• [Your instructions]:
Reproduce the data below in full and exclude every picture.

◇ ◇ ◇ ◇ ◇

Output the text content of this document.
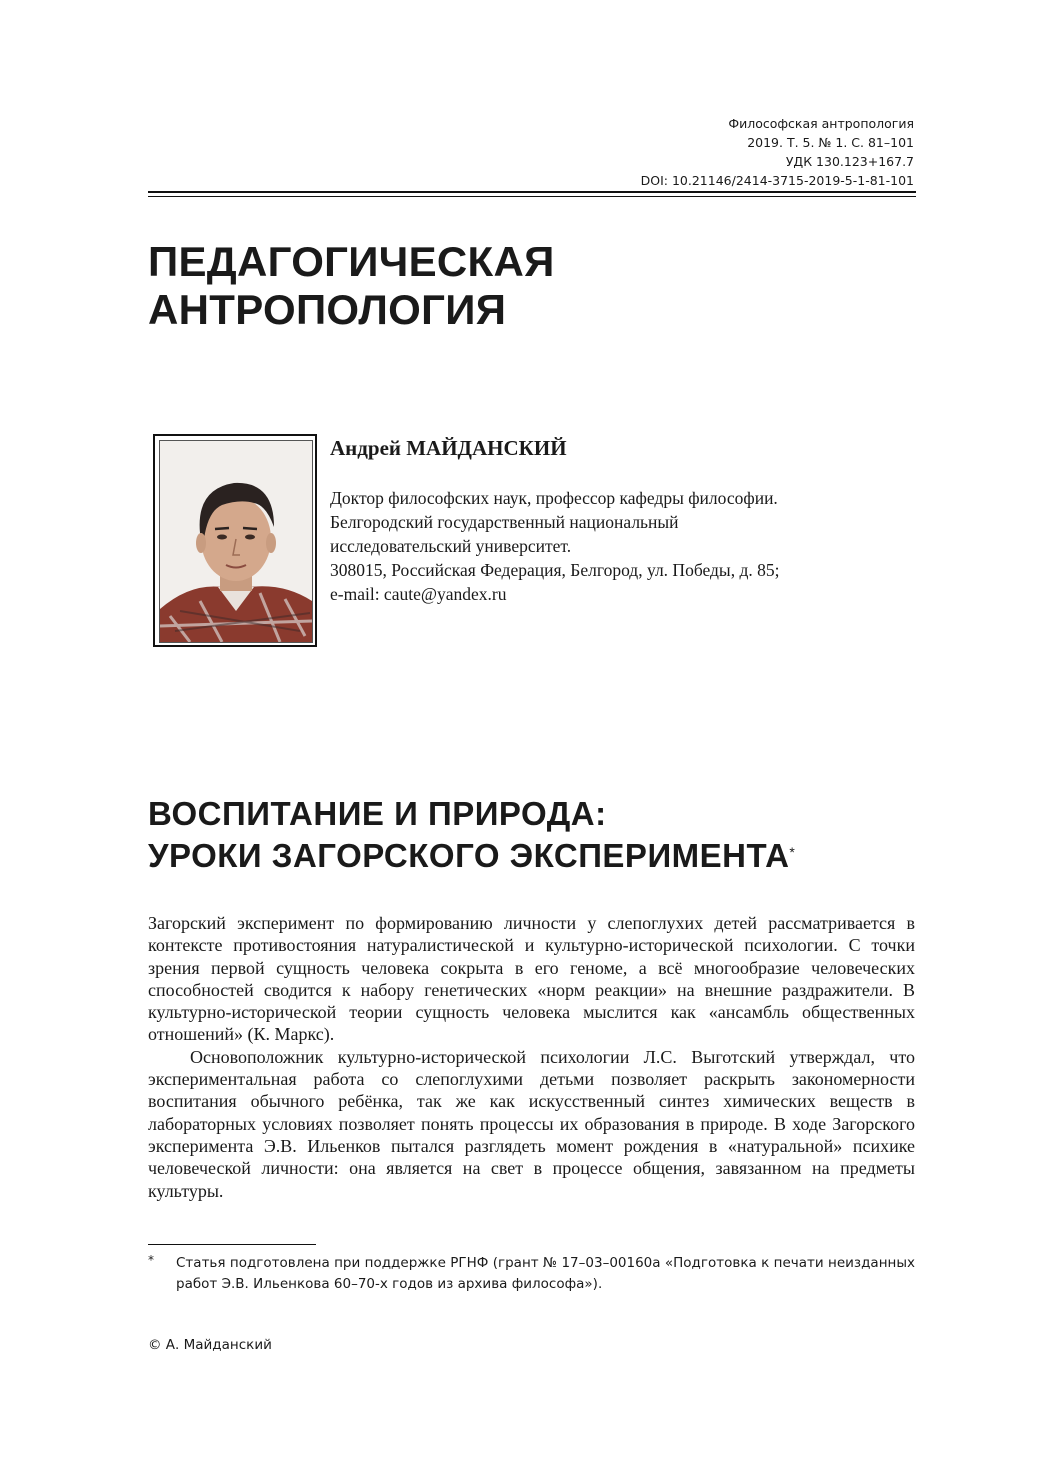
Философская антропология
2019. Т. 5. № 1. С. 81–101
УДК 130.123+167.7
DOI: 10.21146/2414-3715-2019-5-1-81-101
ПЕДАГОГИЧЕСКАЯ
АНТРОПОЛОГИЯ
Андрей МАЙДАНСКИЙ
Доктор философских наук, профессор кафедры философии.
Белгородский государственный национальный
исследовательский университет.
308015, Российская Федерация, Белгород, ул. Победы, д. 85;
e-mail: caute@yandex.ru
ВОСПИТАНИЕ И ПРИРОДА:
УРОКИ ЗАГОРСКОГО ЭКСПЕРИМЕНТА*

Загорский эксперимент по формированию личности у слепоглухих детей рассматривается в контексте противостояния натуралистической и культурно-исторической психологии. С точки зрения первой сущность человека сокрыта в его геноме, а всё многообразие человеческих способностей сводится к набору генетических «норм реакции» на внешние раздражители. В культурно-исторической теории сущность человека мыслится как «ансамбль общественных отношений» (К. Маркс).

Основоположник культурно-исторической психологии Л.С. Выготский утверждал, что экспериментальная работа со слепоглухими детьми позволяет раскрыть закономерности воспитания обычного ребёнка, так же как искусственный синтез химических веществ в лабораторных условиях позволяет понять процессы их образования в природе. В ходе Загорского эксперимента Э.В. Ильенков пытался разглядеть момент рождения в «натуральной» психике человеческой личности: она является на свет в процессе общения, завязанном на предметы культуры.

* Статья подготовлена при поддержке РГНФ (грант № 17–03–00160а «Подготовка к печати неизданных работ Э.В. Ильенкова 60–70-х годов из архива философа»).
© А. Майданский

◇ ◇ ◇ ◇ ◇

• [Reply to the task]:
Output the text content of this document.
Философская антропология
2019. Т. 5. № 1. С. 81–101
УДК 130.123+167.7
DOI: 10.21146/2414-3715-2019-5-1-81-101
ПЕДАГОГИЧЕСКАЯ
АНТРОПОЛОГИЯ
Андрей МАЙДАНСКИЙ
Доктор философских наук, профессор кафедры философии.
Белгородский государственный национальный
исследовательский университет.
308015, Российская Федерация, Белгород, ул. Победы, д. 85;
e-mail: caute@yandex.ru
ВОСПИТАНИЕ И ПРИРОДА:
УРОКИ ЗАГОРСКОГО ЭКСПЕРИМЕНТА*

Загорский эксперимент по формированию личности у слепоглухих детей рассматривается в контексте противостояния натуралистической и культурно-исторической психологии. С точки зрения первой сущность человека сокрыта в его геноме, а всё многообразие человеческих способностей сводится к набору генетических «норм реакции» на внешние раздражители. В культурно-исторической теории сущность человека мыслится как «ансамбль общественных отношений» (К. Маркс).

Основоположник культурно-исторической психологии Л.С. Выготский утверждал, что экспериментальная работа со слепоглухими детьми позволяет раскрыть закономерности воспитания обычного ребёнка, так же как искусственный синтез химических веществ в лабораторных условиях позволяет понять процессы их образования в природе. В ходе Загорского эксперимента Э.В. Ильенков пытался разглядеть момент рождения в «натуральной» психике человеческой личности: она является на свет в процессе общения, завязанном на предметы культуры.

* Статья подготовлена при поддержке РГНФ (грант № 17–03–00160а «Подготовка к печати неизданных работ Э.В. Ильенкова 60–70-х годов из архива философа»).
© А. Майданский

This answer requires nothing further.